- **TEXT BLOCK**:
┌────────

[R] Fitting data with optim or nls--different time scales

[Leslie Chavez]

Hi,

I have a system of ODE's I can solve with lsoda.

Model=function(t,x,parms) 
{
    #parameter definitions
    lambda=parms[1]; beta=parms[2]; 
    d = parms[3]; delta = parms[4]; 
     p=parms[5];    c=parms[6]
     
      xdot[1] = lambda - (d*x[1])- (beta*x[3]*x[1])
      xdot[2] = (beta*x[3]*x[1]) - (delta*x[2])
      xdot[3] = (p*x[2]) - (c*x[3])
     
    return(list(xdot))
}

I want to fit the output out[,4] to experimental data that is only 
available on days 0, 7, 12, 14, 17, and 20. I don't know how to set up 
optim or nls so that it takes out[,4] on the appropriate day, but still 
runs lsoda on a time scale of 0.01 day.

Below is the function I've been using to run 'optim', at the 
course-grained time scale:

Modelfit=function(s) {
	parms[1:4]=s[1:4]; times=c(0,7,12,14,17,20,25)
	out=lsoda(x0,times,Model,parms)
	mse=mean((log10(out[,4])-log10(i(times)))^2)
#	cat(times)

└────────

Data items:

┌────────

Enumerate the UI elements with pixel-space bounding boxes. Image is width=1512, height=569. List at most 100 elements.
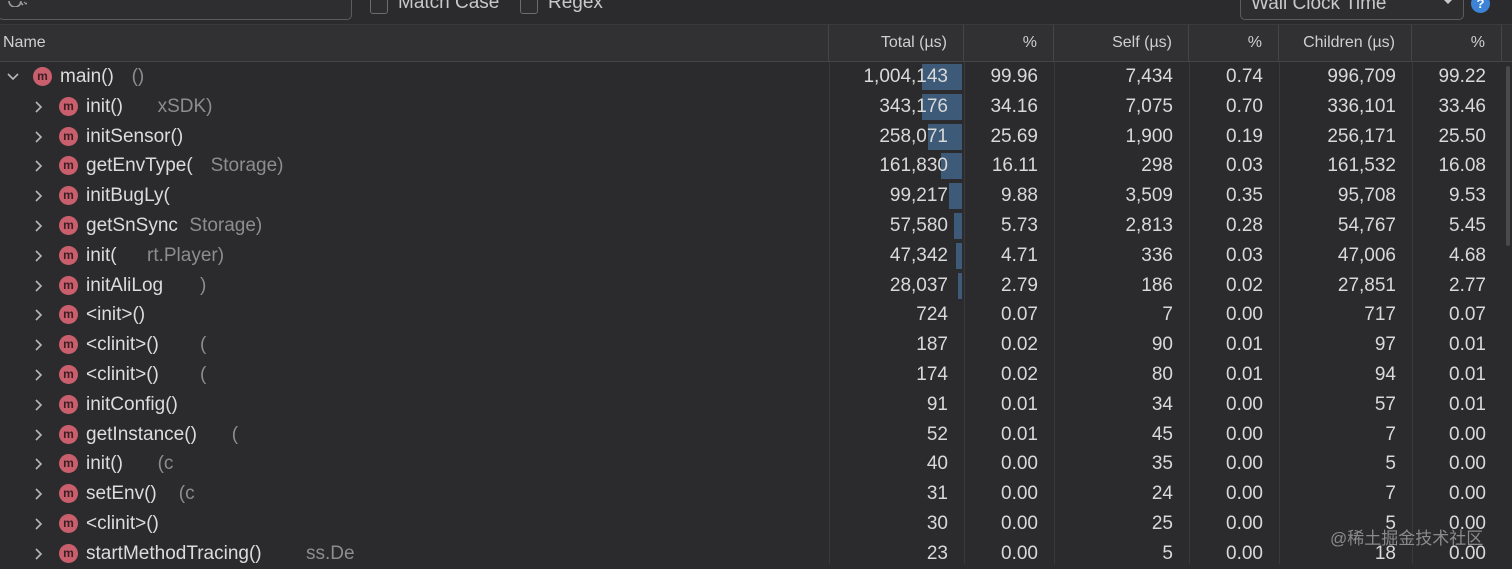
column-header-total[interactable]: Total (µs)	[829, 25, 964, 61]
table-row[interactable]: m main() () 1,004,143 99.96 7,434 0.74 996,709 9…	[0, 62, 1512, 92]
method-path: (	[200, 334, 207, 356]
chevron-right-icon[interactable]	[33, 548, 45, 560]
help-icon[interactable]: ?	[1471, 0, 1490, 13]
chevron-right-icon[interactable]	[33, 369, 45, 381]
table-row[interactable]: m getInstance() (52 0.01 45 0.00 7 0.00	[0, 420, 1512, 450]
method-path: Storage)	[210, 155, 284, 177]
method-icon: m	[59, 394, 78, 414]
column-header-self-percent[interactable]: %	[1189, 25, 1279, 61]
table-row[interactable]: m getEnvType(Storage) 161,830 16.11 298 0.03 1…	[0, 151, 1512, 181]
regex-checkbox[interactable]	[520, 0, 538, 14]
cell-total: 28,037	[889, 274, 948, 296]
table-row[interactable]: m <clinit>() (187 0.02 90 0.01 97 0.01	[0, 330, 1512, 360]
cell-children-pct: 2.77	[1449, 274, 1486, 296]
table-row[interactable]: m initAliLog) 28,037 2.79 186 0.02 27,851 2.77	[0, 271, 1512, 301]
cell-children: 717	[1364, 304, 1396, 326]
cell-self: 80	[1151, 364, 1173, 385]
method-name: setEnv()	[86, 483, 157, 505]
cell-children: 94	[1374, 364, 1396, 385]
cell-total: 57,580	[889, 215, 948, 236]
cell-total: 724	[916, 304, 948, 326]
search-input[interactable]	[0, 0, 352, 20]
chevron-right-icon[interactable]	[33, 458, 45, 470]
method-name: <init>()	[86, 304, 146, 326]
cell-total: 30	[926, 513, 948, 534]
column-header-name[interactable]: Name	[0, 25, 829, 61]
table-row[interactable]: m <init>() 724 0.07 7 0.00 717 0.07	[0, 300, 1512, 330]
cell-total: 258,071	[879, 125, 948, 147]
cell-self-pct: 0.02	[1226, 274, 1263, 296]
cell-children-pct: 33.46	[1438, 95, 1486, 117]
table-row[interactable]: m setEnv() (c 31 0.00 24 0.00 7 0.00	[0, 479, 1512, 509]
table-row[interactable]: m <clinit>() 30 0.00 25 0.00 5 0.00	[0, 509, 1512, 539]
cell-self: 336	[1141, 244, 1173, 266]
cell-children: 97	[1374, 334, 1396, 356]
chevron-right-icon[interactable]	[33, 518, 45, 530]
cell-self: 5	[1162, 542, 1173, 564]
clock-type-select[interactable]: Wall Clock Time	[1240, 0, 1464, 20]
method-name: initAliLog	[86, 274, 164, 296]
column-header-total-percent[interactable]: %	[964, 25, 1054, 61]
cell-total-pct: 0.07	[1001, 304, 1038, 326]
cell-self: 7,075	[1125, 95, 1173, 117]
table-row[interactable]: m <clinit>() (174 0.02 80 0.01 94 0.01	[0, 360, 1512, 390]
column-header-children[interactable]: Children (µs)	[1279, 25, 1412, 61]
chevron-right-icon[interactable]	[33, 280, 45, 292]
search-icon	[8, 1, 27, 7]
method-path: ss.De	[306, 542, 355, 564]
cell-children-pct: 9.53	[1449, 185, 1486, 207]
method-icon: m	[59, 126, 78, 146]
table-row[interactable]: m init(rt.Player) 47,342 4.71 336 0.03 47,006 4…	[0, 241, 1512, 271]
cell-total: 47,342	[889, 244, 948, 266]
cell-self: 35	[1151, 453, 1173, 475]
cell-self-pct: 0.00	[1226, 393, 1263, 415]
chevron-right-icon[interactable]	[33, 429, 45, 441]
method-name: getEnvType(	[86, 155, 193, 177]
column-header-children-percent[interactable]: %	[1412, 25, 1502, 61]
table-row[interactable]: m init() (c 40 0.00 35 0.00 5 0.00	[0, 449, 1512, 479]
cell-self: 3,509	[1125, 185, 1173, 207]
cell-self-pct: 0.00	[1226, 304, 1263, 326]
cell-total: 187	[916, 334, 948, 356]
method-path: (c	[178, 483, 195, 505]
cell-total: 40	[926, 453, 948, 475]
chevron-right-icon[interactable]	[33, 160, 45, 172]
chevron-down-icon[interactable]	[7, 71, 19, 83]
cell-children-pct: 0.01	[1449, 393, 1486, 415]
match-case-checkbox[interactable]	[370, 0, 388, 14]
cell-total: 99,217	[889, 185, 948, 207]
cell-self: 7	[1162, 304, 1173, 326]
table-row[interactable]: m initConfig() 91 0.01 34 0.00 57 0.01	[0, 390, 1512, 420]
cell-total-pct: 5.73	[1001, 215, 1038, 236]
chevron-right-icon[interactable]	[33, 220, 45, 232]
table-row[interactable]: m initBugLy(99,217 9.88 3,509 0.35 95,708 9.53	[0, 181, 1512, 211]
cell-self: 24	[1151, 483, 1173, 505]
cell-self-pct: 0.70	[1226, 95, 1263, 117]
table-row[interactable]: m init() xSDK) 343,176 34.16 7,075 0.70 336,101…	[0, 92, 1512, 122]
method-name: initBugLy(	[86, 185, 170, 207]
chevron-right-icon[interactable]	[33, 399, 45, 411]
chevron-right-icon[interactable]	[33, 339, 45, 351]
chevron-right-icon[interactable]	[33, 250, 45, 262]
chevron-right-icon[interactable]	[33, 190, 45, 202]
chevron-right-icon[interactable]	[33, 131, 45, 143]
cell-self-pct: 0.00	[1226, 483, 1263, 505]
chevron-right-icon[interactable]	[33, 488, 45, 500]
cell-children-pct: 5.45	[1449, 215, 1486, 236]
chevron-right-icon[interactable]	[33, 101, 45, 113]
vertical-scrollbar[interactable]	[1506, 66, 1510, 246]
cell-self-pct: 0.03	[1226, 155, 1263, 177]
table-row[interactable]: m getSnSync Storage) 57,580 5.73 2,813 0.28 54,…	[0, 211, 1512, 241]
cell-total-pct: 0.00	[1001, 513, 1038, 534]
cell-children-pct: 4.68	[1449, 244, 1486, 266]
column-header-self[interactable]: Self (µs)	[1054, 25, 1189, 61]
chevron-right-icon[interactable]	[33, 309, 45, 321]
cell-total-pct: 0.01	[1001, 423, 1038, 445]
method-name: init(	[86, 244, 117, 266]
cell-children: 161,532	[1327, 155, 1396, 177]
method-path: (	[231, 423, 239, 445]
table-row[interactable]: m initSensor() 258,071 25.69 1,900 0.19 256,17…	[0, 122, 1512, 152]
table-row[interactable]: m startMethodTracing() ss.De 23 0.00 5 0.00 18 0…	[0, 539, 1512, 569]
cell-children-pct: 0.00	[1449, 483, 1486, 505]
method-icon: m	[59, 454, 78, 474]
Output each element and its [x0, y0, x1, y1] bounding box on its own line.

└────────

- **JOB 1**:
Answer the following questions about the forum post on fitting data with optim or nls:
(a) Which function does the poster use to solve the system of ODEs?
(b) On which days is the experimental data available?
(c) On what time scale should lsoda still run?
- **JOB 2**:
Write a continuation of the forum post on fitting data with optim or nls, beginning right after its final line.

- **WRITTEN RESPONSE 1**:
(a) lsoda
(b) Days 0, 7, 12, 14, 17, and 20
(c) 0.01 day

- **WRITTEN RESPONSE 2**:
	return(mse)
}
#x0=c(T0,I0,V0)
x0=c(2249,0,1)
#parms(lambda, beta, d, delta, p, c)
parms[5:6]=c(1.0,23)

s0=c(49994,8456,6.16E-8,0.012) #initial values

fit=optim(s0,Modelfit)

Right now, lsoda is being run on too course-grained a time scale in the 
function Modelfit. Most examples of optim and nls I have found compare 
two data sets at the same times, and run lsoda on the time scale the 
data is available at, but I would like to run lsoda at a finer scale, and 
only compare the appropriate time points with the experiment.  I have also 
tried using nls, but I have the same problem. Does anyone have 
suggestions?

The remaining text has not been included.